Write out each entry, exactly the way it appears.

(Items from a figure collection)
------------------------------

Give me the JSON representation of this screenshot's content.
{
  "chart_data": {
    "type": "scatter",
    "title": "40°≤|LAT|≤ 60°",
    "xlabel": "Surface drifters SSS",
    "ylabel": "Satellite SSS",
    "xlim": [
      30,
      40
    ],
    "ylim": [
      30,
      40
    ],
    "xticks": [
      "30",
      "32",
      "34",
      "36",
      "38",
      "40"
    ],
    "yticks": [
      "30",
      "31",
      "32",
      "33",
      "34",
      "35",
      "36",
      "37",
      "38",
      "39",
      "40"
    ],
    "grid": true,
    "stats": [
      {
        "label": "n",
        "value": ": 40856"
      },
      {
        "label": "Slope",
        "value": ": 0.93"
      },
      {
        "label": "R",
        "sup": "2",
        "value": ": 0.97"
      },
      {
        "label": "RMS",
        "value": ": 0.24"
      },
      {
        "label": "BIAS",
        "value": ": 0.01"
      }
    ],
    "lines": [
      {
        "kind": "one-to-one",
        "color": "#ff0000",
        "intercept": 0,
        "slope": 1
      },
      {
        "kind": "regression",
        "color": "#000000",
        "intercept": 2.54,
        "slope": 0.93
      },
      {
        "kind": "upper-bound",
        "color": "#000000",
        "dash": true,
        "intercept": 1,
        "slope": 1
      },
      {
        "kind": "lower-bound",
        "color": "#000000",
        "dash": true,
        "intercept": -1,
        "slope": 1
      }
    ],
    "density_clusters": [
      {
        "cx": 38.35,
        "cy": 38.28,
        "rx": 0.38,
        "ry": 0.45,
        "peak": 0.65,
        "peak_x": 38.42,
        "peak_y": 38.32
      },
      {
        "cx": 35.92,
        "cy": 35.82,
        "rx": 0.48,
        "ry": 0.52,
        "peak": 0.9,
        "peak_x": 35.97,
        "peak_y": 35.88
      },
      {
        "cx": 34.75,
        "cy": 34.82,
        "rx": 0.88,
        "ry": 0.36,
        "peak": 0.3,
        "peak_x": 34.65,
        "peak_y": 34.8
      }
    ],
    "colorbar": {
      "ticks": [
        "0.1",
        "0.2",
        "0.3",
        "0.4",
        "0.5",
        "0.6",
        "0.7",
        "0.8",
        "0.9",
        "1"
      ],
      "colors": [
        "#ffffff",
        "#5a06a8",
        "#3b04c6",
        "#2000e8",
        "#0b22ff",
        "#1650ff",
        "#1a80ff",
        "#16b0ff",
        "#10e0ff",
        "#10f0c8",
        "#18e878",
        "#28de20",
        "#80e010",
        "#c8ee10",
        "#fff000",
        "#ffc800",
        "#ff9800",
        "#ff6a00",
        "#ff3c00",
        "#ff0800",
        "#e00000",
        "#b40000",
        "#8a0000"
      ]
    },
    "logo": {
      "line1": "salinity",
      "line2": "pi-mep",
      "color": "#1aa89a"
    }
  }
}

------------------------------

**FULL OUTPUT**
Give me the JSON representation of this screenshot's content.
{
  "chart_data": {
    "type": "scatter",
    "title": "40°≤|LAT|≤ 60°",
    "xlabel": "Surface drifters SSS",
    "ylabel": "Satellite SSS",
    "xlim": [
      30,
      40
    ],
    "ylim": [
      30,
      40
    ],
    "xticks": [
      "30",
      "32",
      "34",
      "36",
      "38",
      "40"
    ],
    "yticks": [
      "30",
      "31",
      "32",
      "33",
      "34",
      "35",
      "36",
      "37",
      "38",
      "39",
      "40"
    ],
    "grid": true,
    "stats": [
      {
        "label": "n",
        "value": ": 40856"
      },
      {
        "label": "Slope",
        "value": ": 0.93"
      },
      {
        "label": "R",
        "sup": "2",
        "value": ": 0.97"
      },
      {
        "label": "RMS",
        "value": ": 0.24"
      },
      {
        "label": "BIAS",
        "value": ": 0.01"
      }
    ],
    "lines": [
      {
        "kind": "one-to-one",
        "color": "#ff0000",
        "intercept": 0,
        "slope": 1
      },
      {
        "kind": "regression",
        "color": "#000000",
        "intercept": 2.54,
        "slope": 0.93
      },
      {
        "kind": "upper-bound",
        "color": "#000000",
        "dash": true,
        "intercept": 1,
        "slope": 1
      },
      {
        "kind": "lower-bound",
        "color": "#000000",
        "dash": true,
        "intercept": -1,
        "slope": 1
      }
    ],
    "density_clusters": [
      {
        "cx": 38.35,
        "cy": 38.28,
        "rx": 0.38,
        "ry": 0.45,
        "peak": 0.65,
        "peak_x": 38.42,
        "peak_y": 38.32
      },
      {
        "cx": 35.92,
        "cy": 35.82,
        "rx": 0.48,
        "ry": 0.52,
        "peak": 0.9,
        "peak_x": 35.97,
        "peak_y": 35.88
      },
      {
        "cx": 34.75,
        "cy": 34.82,
        "rx": 0.88,
        "ry": 0.36,
        "peak": 0.3,
        "peak_x": 34.65,
        "peak_y": 34.8
      }
    ],
    "colorbar": {
      "ticks": [
        "0.1",
        "0.2",
        "0.3",
        "0.4",
        "0.5",
        "0.6",
        "0.7",
        "0.8",
        "0.9",
        "1"
      ],
      "colors": [
        "#ffffff",
        "#5a06a8",
        "#3b04c6",
        "#2000e8",
        "#0b22ff",
        "#1650ff",
        "#1a80ff",
        "#16b0ff",
        "#10e0ff",
        "#10f0c8",
        "#18e878",
        "#28de20",
        "#80e010",
        "#c8ee10",
        "#fff000",
        "#ffc800",
        "#ff9800",
        "#ff6a00",
        "#ff3c00",
        "#ff0800",
        "#e00000",
        "#b40000",
        "#8a0000"
      ]
    },
    "logo": {
      "line1": "salinity",
      "line2": "pi-mep",
      "color": "#1aa89a"
    }
  }
}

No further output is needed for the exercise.